Supplied records start

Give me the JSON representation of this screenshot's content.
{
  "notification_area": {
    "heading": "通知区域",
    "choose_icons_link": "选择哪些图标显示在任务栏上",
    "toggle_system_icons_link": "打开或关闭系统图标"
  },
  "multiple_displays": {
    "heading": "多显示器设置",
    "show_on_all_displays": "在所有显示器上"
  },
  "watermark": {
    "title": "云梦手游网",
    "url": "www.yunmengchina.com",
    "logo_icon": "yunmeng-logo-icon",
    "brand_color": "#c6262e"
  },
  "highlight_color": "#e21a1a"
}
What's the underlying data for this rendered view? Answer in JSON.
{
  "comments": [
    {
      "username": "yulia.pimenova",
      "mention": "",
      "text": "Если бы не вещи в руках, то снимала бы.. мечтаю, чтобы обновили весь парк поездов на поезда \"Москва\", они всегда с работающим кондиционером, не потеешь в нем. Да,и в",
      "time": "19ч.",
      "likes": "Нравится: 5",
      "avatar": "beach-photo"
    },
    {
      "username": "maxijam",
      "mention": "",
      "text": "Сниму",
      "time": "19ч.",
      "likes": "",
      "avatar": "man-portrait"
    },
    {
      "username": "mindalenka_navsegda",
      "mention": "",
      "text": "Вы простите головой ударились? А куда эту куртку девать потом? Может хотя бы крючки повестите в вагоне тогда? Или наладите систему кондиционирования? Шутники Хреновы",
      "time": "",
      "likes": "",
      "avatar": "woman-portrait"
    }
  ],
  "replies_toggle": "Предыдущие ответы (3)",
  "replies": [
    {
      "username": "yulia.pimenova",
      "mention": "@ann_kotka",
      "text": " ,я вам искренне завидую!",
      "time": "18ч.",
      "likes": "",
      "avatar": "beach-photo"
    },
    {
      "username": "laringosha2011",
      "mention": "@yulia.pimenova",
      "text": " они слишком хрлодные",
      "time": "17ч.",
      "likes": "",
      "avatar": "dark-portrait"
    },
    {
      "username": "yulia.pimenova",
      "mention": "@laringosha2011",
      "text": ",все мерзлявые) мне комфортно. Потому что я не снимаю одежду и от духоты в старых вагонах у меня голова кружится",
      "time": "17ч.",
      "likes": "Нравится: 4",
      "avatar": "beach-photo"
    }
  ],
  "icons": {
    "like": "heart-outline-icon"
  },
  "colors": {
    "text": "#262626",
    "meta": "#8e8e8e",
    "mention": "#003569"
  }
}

Supplied records end

Task description
The entries above must be returned in full, exactly as shown.

Solution to the problem
Give me the JSON representation of this screenshot's content.
{
  "notification_area": {
    "heading": "通知区域",
    "choose_icons_link": "选择哪些图标显示在任务栏上",
    "toggle_system_icons_link": "打开或关闭系统图标"
  },
  "multiple_displays": {
    "heading": "多显示器设置",
    "show_on_all_displays": "在所有显示器上"
  },
  "watermark": {
    "title": "云梦手游网",
    "url": "www.yunmengchina.com",
    "logo_icon": "yunmeng-logo-icon",
    "brand_color": "#c6262e"
  },
  "highlight_color": "#e21a1a"
}
What's the underlying data for this rendered view? Answer in JSON.
{
  "comments": [
    {
      "username": "yulia.pimenova",
      "mention": "",
      "text": "Если бы не вещи в руках, то снимала бы.. мечтаю, чтобы обновили весь парк поездов на поезда \"Москва\", они всегда с работающим кондиционером, не потеешь в нем. Да,и в",
      "time": "19ч.",
      "likes": "Нравится: 5",
      "avatar": "beach-photo"
    },
    {
      "username": "maxijam",
      "mention": "",
      "text": "Сниму",
      "time": "19ч.",
      "likes": "",
      "avatar": "man-portrait"
    },
    {
      "username": "mindalenka_navsegda",
      "mention": "",
      "text": "Вы простите головой ударились? А куда эту куртку девать потом? Может хотя бы крючки повестите в вагоне тогда? Или наладите систему кондиционирования? Шутники Хреновы",
      "time": "",
      "likes": "",
      "avatar": "woman-portrait"
    }
  ],
  "replies_toggle": "Предыдущие ответы (3)",
  "replies": [
    {
      "username": "yulia.pimenova",
      "mention": "@ann_kotka",
      "text": " ,я вам искренне завидую!",
      "time": "18ч.",
      "likes": "",
      "avatar": "beach-photo"
    },
    {
      "username": "laringosha2011",
      "mention": "@yulia.pimenova",
      "text": " они слишком хрлодные",
      "time": "17ч.",
      "likes": "",
      "avatar": "dark-portrait"
    },
    {
      "username": "yulia.pimenova",
      "mention": "@laringosha2011",
      "text": ",все мерзлявые) мне комфортно. Потому что я не снимаю одежду и от духоты в старых вагонах у меня голова кружится",
      "time": "17ч.",
      "likes": "Нравится: 4",
      "avatar": "beach-photo"
    }
  ],
  "icons": {
    "like": "heart-outline-icon"
  },
  "colors": {
    "text": "#262626",
    "meta": "#8e8e8e",
    "mention": "#003569"
  }
}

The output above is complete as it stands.